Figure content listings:
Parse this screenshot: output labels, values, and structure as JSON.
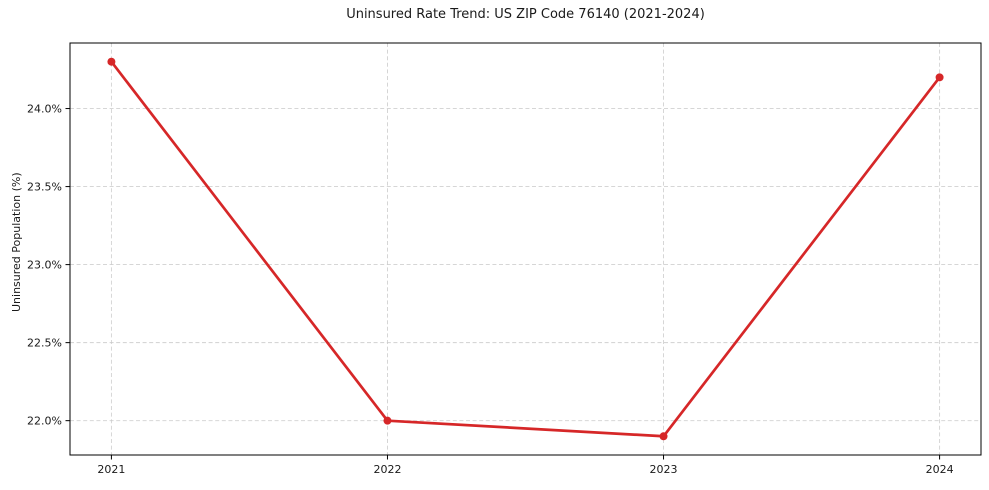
{
  "chart_data": {
    "type": "line",
    "title": "Uninsured Rate Trend: US ZIP Code 76140 (2021-2024)",
    "xlabel": "",
    "ylabel": "Uninsured Population (%)",
    "x": [
      2021,
      2022,
      2023,
      2024
    ],
    "values": [
      24.3,
      22.0,
      21.9,
      24.2
    ],
    "xtick_labels": [
      "2021",
      "2022",
      "2023",
      "2024"
    ],
    "ytick_values": [
      22.0,
      22.5,
      23.0,
      23.5,
      24.0
    ],
    "ytick_labels": [
      "22.0%",
      "22.5%",
      "23.0%",
      "23.5%",
      "24.0%"
    ],
    "xlim": [
      2020.85,
      2024.15
    ],
    "ylim": [
      21.78,
      24.42
    ],
    "grid": true,
    "grid_linestyle": "dashed",
    "legend_position": "none",
    "line_color": "#d62728",
    "marker": "circle",
    "marker_color": "#d62728",
    "grid_color": "#c9c9c9",
    "spine_color": "#000000",
    "text_color": "#1a1a1a",
    "background_color": "#ffffff"
  }
}
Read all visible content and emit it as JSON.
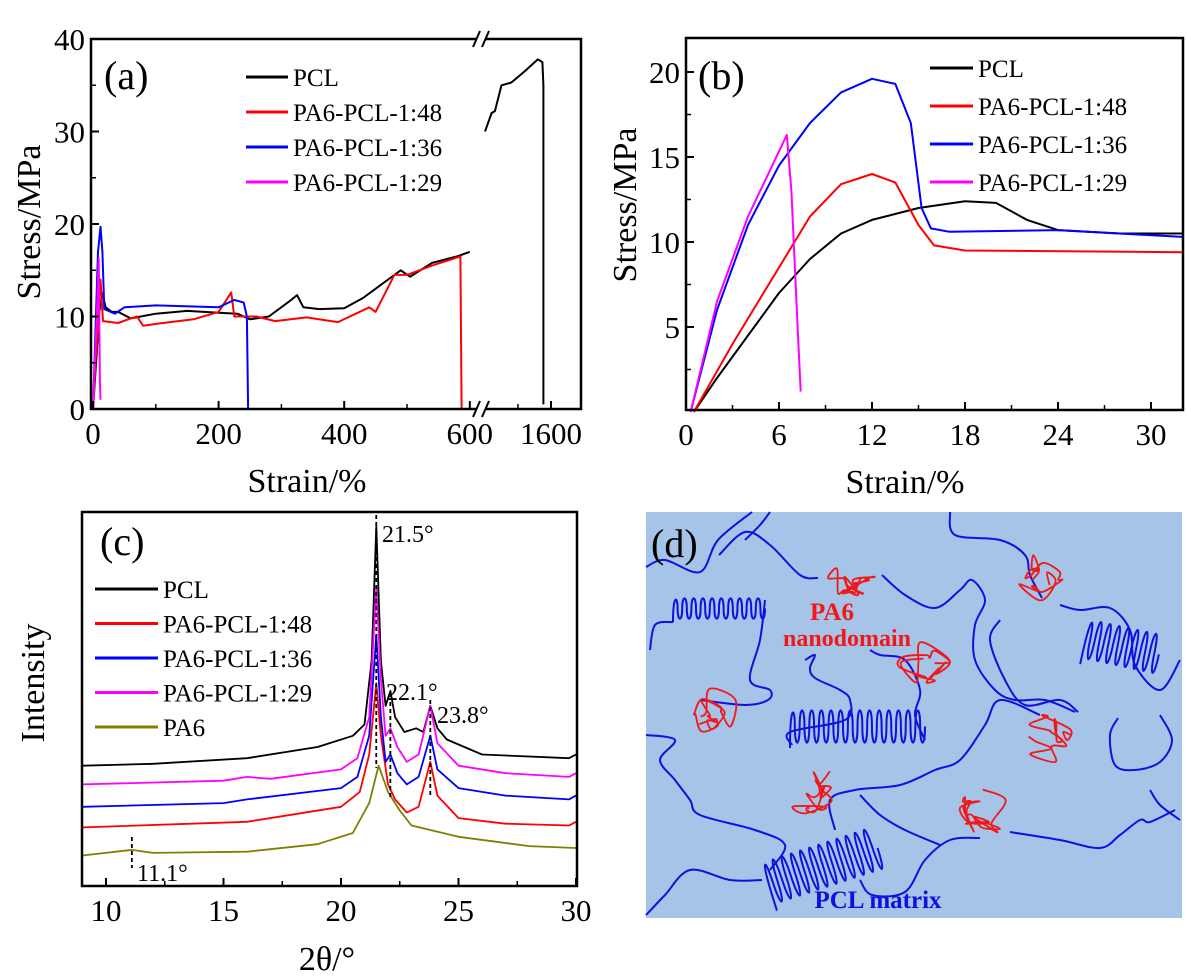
{
  "chart_data": [
    {
      "panel": "(a)",
      "type": "line",
      "xlabel": "Strain/%",
      "ylabel": "Stress/MPa",
      "ylim": [
        0,
        40
      ],
      "x_axis_break": [
        600,
        1390
      ],
      "xticks": [
        "0",
        "200",
        "400",
        "600",
        "1600"
      ],
      "yticks": [
        "0",
        "10",
        "20",
        "30",
        "40"
      ],
      "legend": "top-center",
      "colors": {
        "PCL": "#000000",
        "PA6-PCL-1:48": "#ff0000",
        "PA6-PCL-1:36": "#0000ff",
        "PA6-PCL-1:29": "#ff00ff"
      },
      "series": [
        {
          "name": "PCL",
          "points": [
            [
              0,
              0
            ],
            [
              5,
              5
            ],
            [
              10,
              10.5
            ],
            [
              15,
              12.5
            ],
            [
              20,
              11
            ],
            [
              30,
              10.5
            ],
            [
              40,
              10.5
            ],
            [
              60,
              9.8
            ],
            [
              100,
              10.3
            ],
            [
              150,
              10.6
            ],
            [
              200,
              10.4
            ],
            [
              230,
              10.3
            ],
            [
              250,
              9.7
            ],
            [
              280,
              10
            ],
            [
              310,
              11.5
            ],
            [
              325,
              12.3
            ],
            [
              335,
              11
            ],
            [
              360,
              10.8
            ],
            [
              400,
              10.9
            ],
            [
              430,
              12
            ],
            [
              470,
              14
            ],
            [
              490,
              15
            ],
            [
              505,
              14.3
            ],
            [
              540,
              15.8
            ],
            [
              580,
              16.5
            ],
            [
              600,
              17
            ],
            null,
            [
              1400,
              30
            ],
            [
              1420,
              32
            ],
            [
              1430,
              32.2
            ],
            [
              1450,
              35
            ],
            [
              1480,
              35.3
            ],
            [
              1520,
              36.5
            ],
            [
              1560,
              37.8
            ],
            [
              1574,
              37.5
            ],
            [
              1577,
              35
            ],
            [
              1577,
              0.5
            ]
          ]
        },
        {
          "name": "PA6-PCL-1:48",
          "points": [
            [
              0,
              0
            ],
            [
              8,
              10
            ],
            [
              12,
              14
            ],
            [
              16,
              9.5
            ],
            [
              40,
              9.3
            ],
            [
              60,
              9.8
            ],
            [
              70,
              10
            ],
            [
              80,
              9
            ],
            [
              100,
              9.2
            ],
            [
              160,
              9.7
            ],
            [
              200,
              10.5
            ],
            [
              220,
              12.6
            ],
            [
              225,
              10
            ],
            [
              260,
              10
            ],
            [
              290,
              9.5
            ],
            [
              340,
              9.9
            ],
            [
              390,
              9.4
            ],
            [
              440,
              11
            ],
            [
              450,
              10.5
            ],
            [
              480,
              14.5
            ],
            [
              500,
              14.5
            ],
            [
              540,
              15.5
            ],
            [
              585,
              16.5
            ],
            [
              587,
              0
            ]
          ]
        },
        {
          "name": "PA6-PCL-1:36",
          "points": [
            [
              0,
              0
            ],
            [
              8,
              17
            ],
            [
              12,
              19.7
            ],
            [
              15,
              17
            ],
            [
              18,
              10.8
            ],
            [
              35,
              10.3
            ],
            [
              50,
              11
            ],
            [
              100,
              11.2
            ],
            [
              200,
              11
            ],
            [
              225,
              11.8
            ],
            [
              240,
              11.5
            ],
            [
              245,
              10
            ],
            [
              247,
              0
            ]
          ]
        },
        {
          "name": "PA6-PCL-1:29",
          "points": [
            [
              0,
              0
            ],
            [
              6,
              10
            ],
            [
              9,
              16.3
            ],
            [
              11,
              3
            ],
            [
              12,
              1
            ]
          ]
        }
      ]
    },
    {
      "panel": "(b)",
      "type": "line",
      "xlabel": "Strain/%",
      "ylabel": "Stress/MPa",
      "xlim": [
        0,
        32
      ],
      "ylim": [
        0,
        22
      ],
      "xticks": [
        "0",
        "6",
        "12",
        "18",
        "24",
        "30"
      ],
      "yticks": [
        "5",
        "10",
        "15",
        "20"
      ],
      "legend": "top-right",
      "colors": {
        "PCL": "#000000",
        "PA6-PCL-1:48": "#ff0000",
        "PA6-PCL-1:36": "#0000ff",
        "PA6-PCL-1:29": "#ff00ff"
      },
      "series": [
        {
          "name": "PCL",
          "points": [
            [
              0.5,
              0
            ],
            [
              2,
              2
            ],
            [
              4,
              4.5
            ],
            [
              6,
              7
            ],
            [
              8,
              9
            ],
            [
              10,
              10.5
            ],
            [
              12,
              11.3
            ],
            [
              15,
              12
            ],
            [
              18,
              12.4
            ],
            [
              20,
              12.3
            ],
            [
              22,
              11.3
            ],
            [
              24,
              10.7
            ],
            [
              28,
              10.5
            ],
            [
              32,
              10.5
            ]
          ]
        },
        {
          "name": "PA6-PCL-1:48",
          "points": [
            [
              0.5,
              0
            ],
            [
              3,
              4
            ],
            [
              6,
              8.5
            ],
            [
              8,
              11.5
            ],
            [
              10,
              13.4
            ],
            [
              12,
              14
            ],
            [
              13.5,
              13.5
            ],
            [
              15,
              11
            ],
            [
              16,
              9.8
            ],
            [
              18,
              9.5
            ],
            [
              32,
              9.4
            ]
          ]
        },
        {
          "name": "PA6-PCL-1:36",
          "points": [
            [
              0.3,
              0
            ],
            [
              2,
              6
            ],
            [
              4,
              11
            ],
            [
              6,
              14.5
            ],
            [
              8,
              17
            ],
            [
              10,
              18.8
            ],
            [
              12,
              19.6
            ],
            [
              13.5,
              19.3
            ],
            [
              14.5,
              17
            ],
            [
              15.2,
              12
            ],
            [
              15.8,
              10.8
            ],
            [
              17,
              10.6
            ],
            [
              24,
              10.7
            ],
            [
              32,
              10.3
            ]
          ]
        },
        {
          "name": "PA6-PCL-1:29",
          "points": [
            [
              0.3,
              0
            ],
            [
              2,
              6.5
            ],
            [
              4,
              11.5
            ],
            [
              6.5,
              16.3
            ],
            [
              6.8,
              13
            ],
            [
              7.2,
              5
            ],
            [
              7.4,
              1.2
            ]
          ]
        }
      ]
    },
    {
      "panel": "(c)",
      "type": "line",
      "xlabel": "2θ/°",
      "ylabel": "Intensity",
      "xlim": [
        9,
        30
      ],
      "xticks": [
        "10",
        "15",
        "20",
        "25",
        "30"
      ],
      "legend": "left",
      "colors": {
        "PCL": "#000000",
        "PA6-PCL-1:48": "#ff0000",
        "PA6-PCL-1:36": "#0000ff",
        "PA6-PCL-1:29": "#ff00ff",
        "PA6": "#808000"
      },
      "annotations": [
        {
          "x": 21.5,
          "label": "21.5°"
        },
        {
          "x": 22.1,
          "label": "22.1°"
        },
        {
          "x": 23.8,
          "label": "23.8°"
        },
        {
          "x": 11.1,
          "label": "11.1°"
        }
      ],
      "series": [
        {
          "name": "PCL",
          "points": [
            [
              9,
              32
            ],
            [
              12,
              32.5
            ],
            [
              16,
              34
            ],
            [
              19,
              37
            ],
            [
              20.5,
              40
            ],
            [
              21,
              43
            ],
            [
              21.3,
              60
            ],
            [
              21.5,
              96
            ],
            [
              21.7,
              60
            ],
            [
              21.9,
              48
            ],
            [
              22.1,
              52
            ],
            [
              22.3,
              45
            ],
            [
              22.7,
              41
            ],
            [
              23.2,
              42
            ],
            [
              23.5,
              41
            ],
            [
              23.8,
              48
            ],
            [
              24.1,
              42
            ],
            [
              24.5,
              39
            ],
            [
              26,
              35
            ],
            [
              29.7,
              34
            ],
            [
              30,
              35
            ]
          ]
        },
        {
          "name": "PA6-PCL-1:48",
          "points": [
            [
              9,
              15.5
            ],
            [
              16,
              17
            ],
            [
              20,
              21
            ],
            [
              20.8,
              25
            ],
            [
              21.2,
              35
            ],
            [
              21.5,
              54
            ],
            [
              21.7,
              40
            ],
            [
              22,
              27
            ],
            [
              22.3,
              23
            ],
            [
              22.8,
              19.5
            ],
            [
              23.3,
              21
            ],
            [
              23.8,
              33
            ],
            [
              24.1,
              24
            ],
            [
              25,
              18
            ],
            [
              27,
              16.5
            ],
            [
              29.7,
              16
            ],
            [
              30,
              17
            ]
          ]
        },
        {
          "name": "PA6-PCL-1:36",
          "points": [
            [
              9,
              21
            ],
            [
              15,
              22
            ],
            [
              16,
              23
            ],
            [
              20,
              26
            ],
            [
              20.7,
              29
            ],
            [
              21.2,
              40
            ],
            [
              21.5,
              67
            ],
            [
              21.7,
              45
            ],
            [
              21.9,
              33
            ],
            [
              22.1,
              35
            ],
            [
              22.4,
              30
            ],
            [
              22.8,
              27
            ],
            [
              23.3,
              29
            ],
            [
              23.8,
              40
            ],
            [
              24.1,
              31
            ],
            [
              25,
              26
            ],
            [
              27,
              24
            ],
            [
              29.7,
              23
            ],
            [
              30,
              24
            ]
          ]
        },
        {
          "name": "PA6-PCL-1:29",
          "points": [
            [
              9,
              27
            ],
            [
              15,
              28
            ],
            [
              16,
              29
            ],
            [
              17,
              28.5
            ],
            [
              20,
              31
            ],
            [
              20.7,
              34
            ],
            [
              21.2,
              45
            ],
            [
              21.5,
              80
            ],
            [
              21.7,
              55
            ],
            [
              21.9,
              40
            ],
            [
              22.1,
              42
            ],
            [
              22.4,
              37
            ],
            [
              22.8,
              33
            ],
            [
              23.3,
              35
            ],
            [
              23.8,
              48
            ],
            [
              24.1,
              38
            ],
            [
              25,
              32
            ],
            [
              27,
              30
            ],
            [
              29.7,
              29
            ],
            [
              30,
              30
            ]
          ]
        },
        {
          "name": "PA6",
          "points": [
            [
              9,
              8
            ],
            [
              11.1,
              9.5
            ],
            [
              12,
              8.7
            ],
            [
              16,
              9
            ],
            [
              19,
              11
            ],
            [
              20.5,
              14
            ],
            [
              21.2,
              22
            ],
            [
              21.6,
              32
            ],
            [
              22,
              25
            ],
            [
              22.5,
              20
            ],
            [
              23,
              16
            ],
            [
              25,
              13
            ],
            [
              28,
              10.5
            ],
            [
              30,
              10
            ]
          ]
        }
      ]
    }
  ],
  "diagram_d": {
    "panel": "(d)",
    "nanodomain_label_1": "PA6",
    "nanodomain_label_2": "nanodomain",
    "matrix_label": "PCL matrix",
    "colors": {
      "background": "#a6c3e8",
      "pcl_chain": "#1010e0",
      "pa6_coil": "#f01818"
    }
  }
}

=== Exercise directions ===
Find the lines with the string "Uninsured" and reproduce them.

=== Task answer ===
    "title": "Uninsured Rate Trend: US ZIP Code 76140 (2021-2024)",
    "ylabel": "Uninsured Population (%)",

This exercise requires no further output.